(begin)
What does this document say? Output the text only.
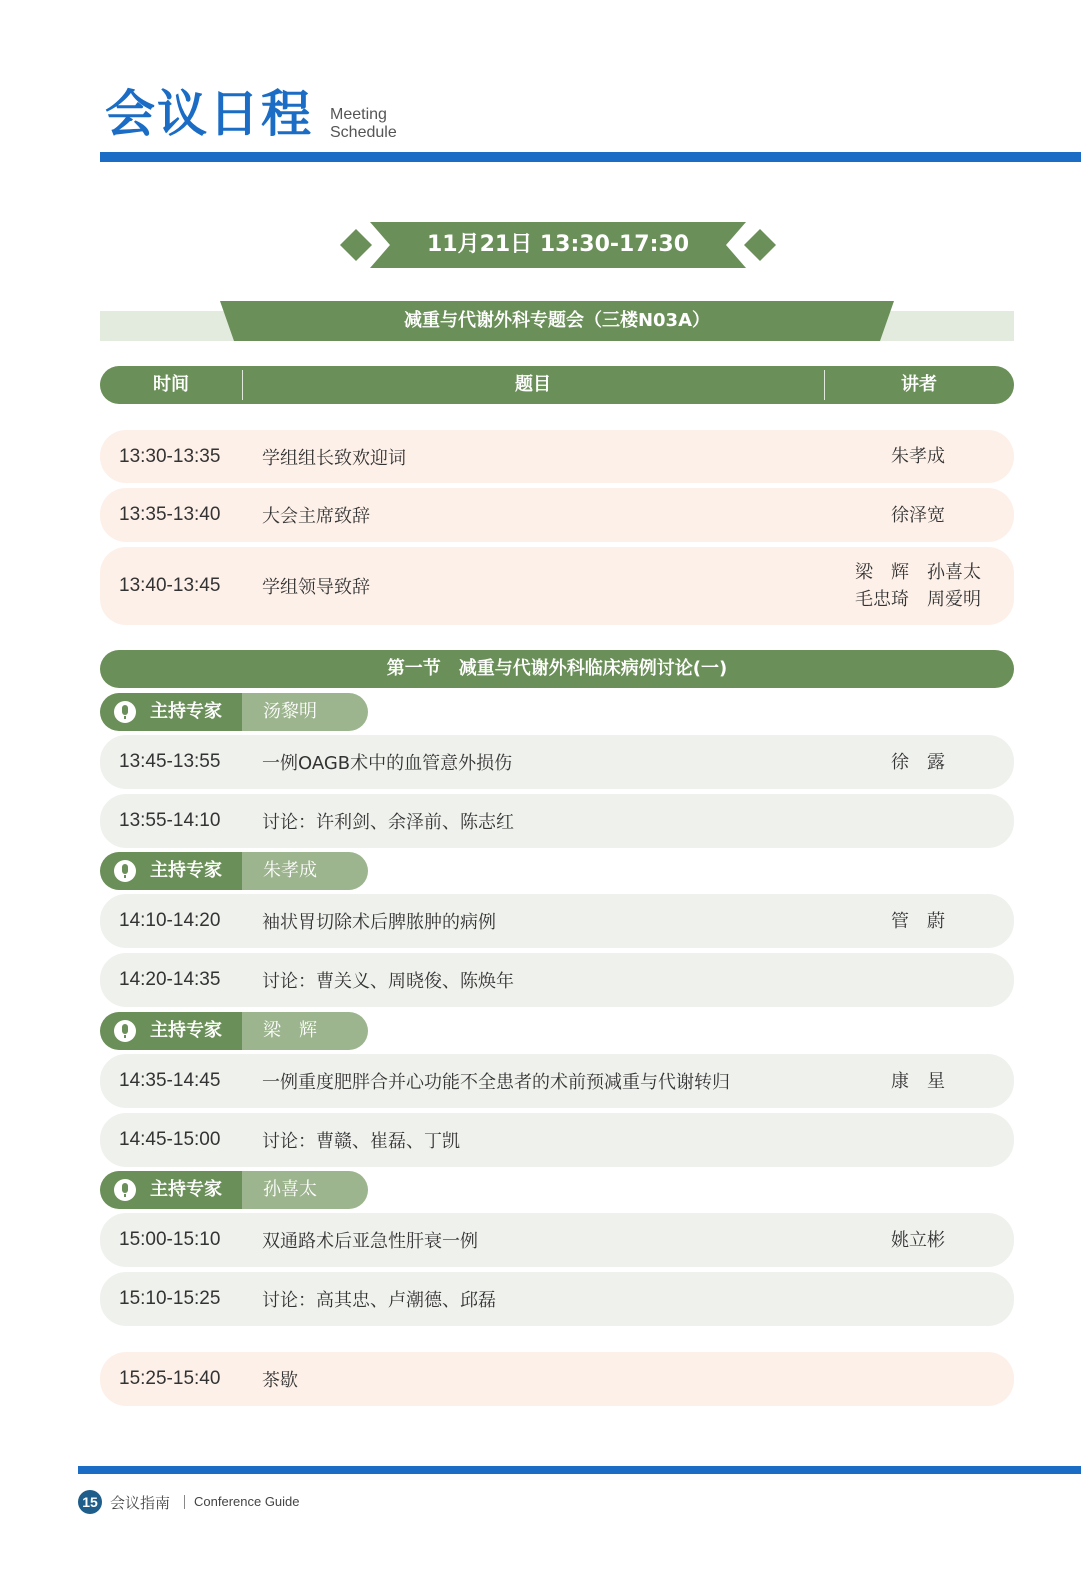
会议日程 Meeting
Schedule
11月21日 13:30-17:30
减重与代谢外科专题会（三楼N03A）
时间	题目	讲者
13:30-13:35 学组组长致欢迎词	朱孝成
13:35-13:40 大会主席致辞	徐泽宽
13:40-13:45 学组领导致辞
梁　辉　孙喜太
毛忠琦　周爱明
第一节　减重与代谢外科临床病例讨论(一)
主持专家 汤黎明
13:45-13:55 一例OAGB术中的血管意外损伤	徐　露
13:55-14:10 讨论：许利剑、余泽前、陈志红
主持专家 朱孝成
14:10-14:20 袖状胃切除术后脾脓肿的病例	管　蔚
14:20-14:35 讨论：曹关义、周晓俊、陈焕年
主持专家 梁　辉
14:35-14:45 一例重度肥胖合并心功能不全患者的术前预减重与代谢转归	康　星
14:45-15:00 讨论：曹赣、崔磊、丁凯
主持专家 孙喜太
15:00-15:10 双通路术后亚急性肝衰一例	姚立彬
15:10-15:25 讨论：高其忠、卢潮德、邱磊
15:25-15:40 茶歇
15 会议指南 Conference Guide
(end)
(begin)
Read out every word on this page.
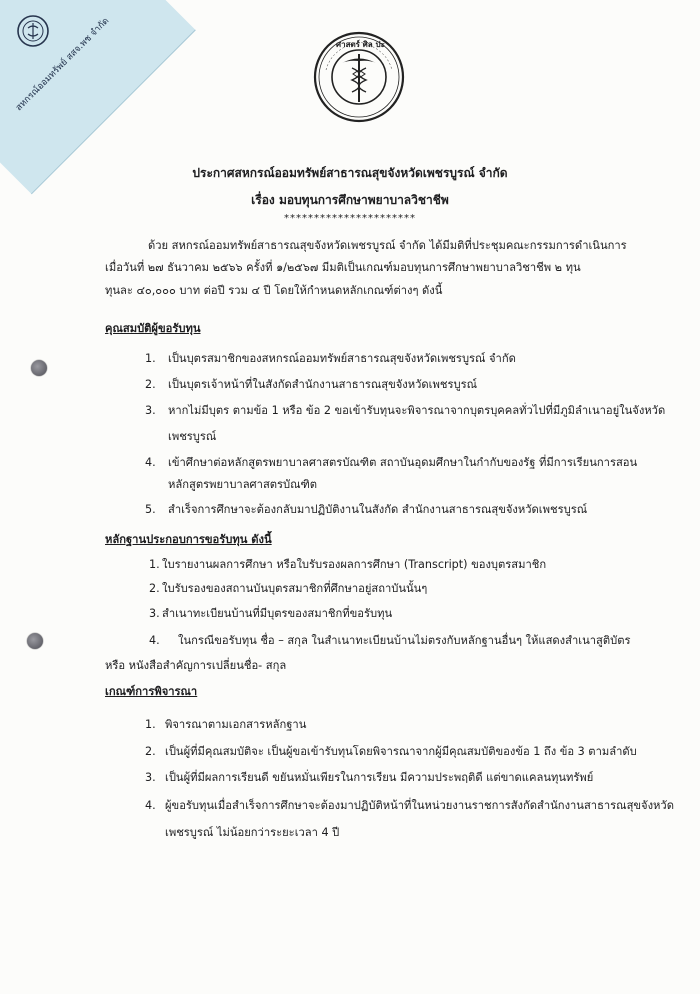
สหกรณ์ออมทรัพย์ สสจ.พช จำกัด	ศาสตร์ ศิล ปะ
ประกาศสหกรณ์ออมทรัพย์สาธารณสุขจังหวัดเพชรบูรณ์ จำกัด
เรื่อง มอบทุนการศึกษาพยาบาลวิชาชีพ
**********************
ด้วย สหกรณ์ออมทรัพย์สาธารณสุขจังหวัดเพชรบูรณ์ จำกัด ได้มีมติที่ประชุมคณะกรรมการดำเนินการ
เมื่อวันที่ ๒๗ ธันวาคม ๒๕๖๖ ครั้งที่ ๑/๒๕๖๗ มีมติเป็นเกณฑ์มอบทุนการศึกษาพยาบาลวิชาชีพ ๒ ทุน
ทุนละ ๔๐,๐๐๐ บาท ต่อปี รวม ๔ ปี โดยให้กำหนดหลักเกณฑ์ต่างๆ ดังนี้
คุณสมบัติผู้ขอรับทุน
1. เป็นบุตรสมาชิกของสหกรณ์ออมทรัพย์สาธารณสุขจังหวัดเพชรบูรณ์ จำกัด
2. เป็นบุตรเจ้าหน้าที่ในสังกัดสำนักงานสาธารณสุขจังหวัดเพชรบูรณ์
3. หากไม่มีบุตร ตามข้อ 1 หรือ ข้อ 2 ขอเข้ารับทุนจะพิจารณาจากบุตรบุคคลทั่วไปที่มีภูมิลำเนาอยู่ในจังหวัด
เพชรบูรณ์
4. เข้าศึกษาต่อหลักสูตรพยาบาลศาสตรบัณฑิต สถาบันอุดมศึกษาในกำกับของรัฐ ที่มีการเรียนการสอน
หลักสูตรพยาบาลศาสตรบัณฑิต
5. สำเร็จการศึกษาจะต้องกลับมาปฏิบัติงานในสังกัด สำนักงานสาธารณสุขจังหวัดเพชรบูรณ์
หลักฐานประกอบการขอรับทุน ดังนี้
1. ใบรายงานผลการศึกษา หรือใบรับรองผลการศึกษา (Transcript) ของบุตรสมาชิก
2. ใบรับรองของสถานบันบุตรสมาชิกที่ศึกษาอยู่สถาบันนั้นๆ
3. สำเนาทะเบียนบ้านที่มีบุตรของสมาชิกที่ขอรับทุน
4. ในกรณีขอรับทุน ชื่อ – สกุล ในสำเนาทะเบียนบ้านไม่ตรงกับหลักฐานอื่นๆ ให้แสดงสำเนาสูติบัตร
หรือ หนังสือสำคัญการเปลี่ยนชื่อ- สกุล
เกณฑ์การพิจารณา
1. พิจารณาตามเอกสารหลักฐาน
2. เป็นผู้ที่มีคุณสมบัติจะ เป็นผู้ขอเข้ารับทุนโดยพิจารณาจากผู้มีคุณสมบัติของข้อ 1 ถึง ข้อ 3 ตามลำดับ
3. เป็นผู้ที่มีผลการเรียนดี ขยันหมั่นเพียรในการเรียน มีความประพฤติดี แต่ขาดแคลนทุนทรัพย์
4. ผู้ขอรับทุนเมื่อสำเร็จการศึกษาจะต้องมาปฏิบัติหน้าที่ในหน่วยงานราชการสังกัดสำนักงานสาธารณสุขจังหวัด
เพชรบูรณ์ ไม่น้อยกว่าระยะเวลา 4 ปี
(end)
DESCRIPTION OF THE TASK -> Say how many lines hold the word "ออมทร", giving the number and nothing else.

REPLY TO THE EXERCISE -> 4